**What to do:** Quote the records beneath, complete and exact. Leave out images.

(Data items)
• • • • •
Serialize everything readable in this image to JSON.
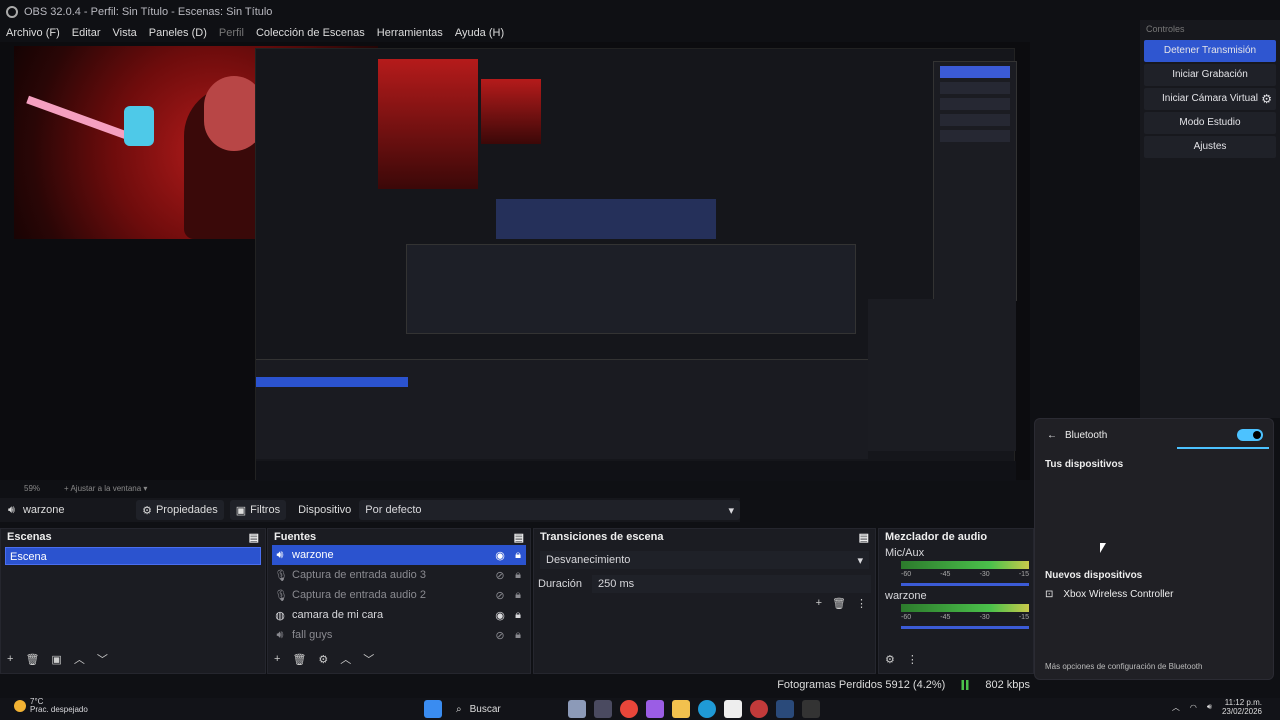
{
  "window": {
    "title": "OBS 32.0.4 - Perfil: Sin Título - Escenas: Sin Título"
  },
  "menu": [
    "Archivo (F)",
    "Editar",
    "Vista",
    "Paneles (D)",
    "Perfil",
    "Colección de Escenas",
    "Herramientas",
    "Ayuda (H)"
  ],
  "zoom": {
    "level": "59%",
    "fit": "Ajustar a la ventana"
  },
  "context": {
    "source": "warzone",
    "properties": "Propiedades",
    "filters": "Filtros",
    "device_label": "Dispositivo",
    "device_value": "Por defecto"
  },
  "scenes": {
    "title": "Escenas",
    "items": [
      "Escena"
    ]
  },
  "sources": {
    "title": "Fuentes",
    "items": [
      {
        "name": "warzone",
        "icon": "speaker-icon",
        "visible": true,
        "selected": true
      },
      {
        "name": "Captura de entrada audio 3",
        "icon": "mic-icon",
        "visible": false
      },
      {
        "name": "Captura de entrada audio 2",
        "icon": "mic-icon",
        "visible": false
      },
      {
        "name": "camara de mi cara",
        "icon": "camera-icon",
        "visible": true
      },
      {
        "name": "fall guys",
        "icon": "speaker-icon",
        "visible": false
      }
    ]
  },
  "transitions": {
    "title": "Transiciones de escena",
    "type": "Desvanecimiento",
    "duration_label": "Duración",
    "duration": "250 ms"
  },
  "mixer": {
    "title": "Mezclador de audio",
    "channels": [
      {
        "name": "Mic/Aux"
      },
      {
        "name": "warzone"
      }
    ],
    "scale": [
      "-60",
      "-45",
      "-30",
      "-15"
    ]
  },
  "status": {
    "dropped": "Fotogramas Perdidos 5912 (4.2%)",
    "bitrate": "802 kbps"
  },
  "controls": {
    "title": "Controles",
    "buttons": [
      "Detener Transmisión",
      "Iniciar Grabación",
      "Iniciar Cámara Virtual",
      "Modo Estudio",
      "Ajustes"
    ]
  },
  "bluetooth": {
    "title": "Bluetooth",
    "yours": "Tus dispositivos",
    "new": "Nuevos dispositivos",
    "device": "Xbox Wireless Controller",
    "more": "Más opciones de configuración de Bluetooth"
  },
  "taskbar": {
    "temp": "7°C",
    "weather": "Prac. despejado",
    "search": "Buscar",
    "time": "11:12 p.m.",
    "date": "23/02/2026"
  },
  "colors": {
    "accent": "#2b53cf",
    "bt": "#4cc2ff"
  }
}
• • • • •
**Correct output:**
Serialize everything readable in this image to JSON.
{
  "window": {
    "title": "OBS 32.0.4 - Perfil: Sin Título - Escenas: Sin Título"
  },
  "menu": [
    "Archivo (F)",
    "Editar",
    "Vista",
    "Paneles (D)",
    "Perfil",
    "Colección de Escenas",
    "Herramientas",
    "Ayuda (H)"
  ],
  "zoom": {
    "level": "59%",
    "fit": "Ajustar a la ventana"
  },
  "context": {
    "source": "warzone",
    "properties": "Propiedades",
    "filters": "Filtros",
    "device_label": "Dispositivo",
    "device_value": "Por defecto"
  },
  "scenes": {
    "title": "Escenas",
    "items": [
      "Escena"
    ]
  },
  "sources": {
    "title": "Fuentes",
    "items": [
      {
        "name": "warzone",
        "icon": "speaker-icon",
        "visible": true,
        "selected": true
      },
      {
        "name": "Captura de entrada audio 3",
        "icon": "mic-icon",
        "visible": false
      },
      {
        "name": "Captura de entrada audio 2",
        "icon": "mic-icon",
        "visible": false
      },
      {
        "name": "camara de mi cara",
        "icon": "camera-icon",
        "visible": true
      },
      {
        "name": "fall guys",
        "icon": "speaker-icon",
        "visible": false
      }
    ]
  },
  "transitions": {
    "title": "Transiciones de escena",
    "type": "Desvanecimiento",
    "duration_label": "Duración",
    "duration": "250 ms"
  },
  "mixer": {
    "title": "Mezclador de audio",
    "channels": [
      {
        "name": "Mic/Aux"
      },
      {
        "name": "warzone"
      }
    ],
    "scale": [
      "-60",
      "-45",
      "-30",
      "-15"
    ]
  },
  "status": {
    "dropped": "Fotogramas Perdidos 5912 (4.2%)",
    "bitrate": "802 kbps"
  },
  "controls": {
    "title": "Controles",
    "buttons": [
      "Detener Transmisión",
      "Iniciar Grabación",
      "Iniciar Cámara Virtual",
      "Modo Estudio",
      "Ajustes"
    ]
  },
  "bluetooth": {
    "title": "Bluetooth",
    "yours": "Tus dispositivos",
    "new": "Nuevos dispositivos",
    "device": "Xbox Wireless Controller",
    "more": "Más opciones de configuración de Bluetooth"
  },
  "taskbar": {
    "temp": "7°C",
    "weather": "Prac. despejado",
    "search": "Buscar",
    "time": "11:12 p.m.",
    "date": "23/02/2026"
  },
  "colors": {
    "accent": "#2b53cf",
    "bt": "#4cc2ff"
  }
}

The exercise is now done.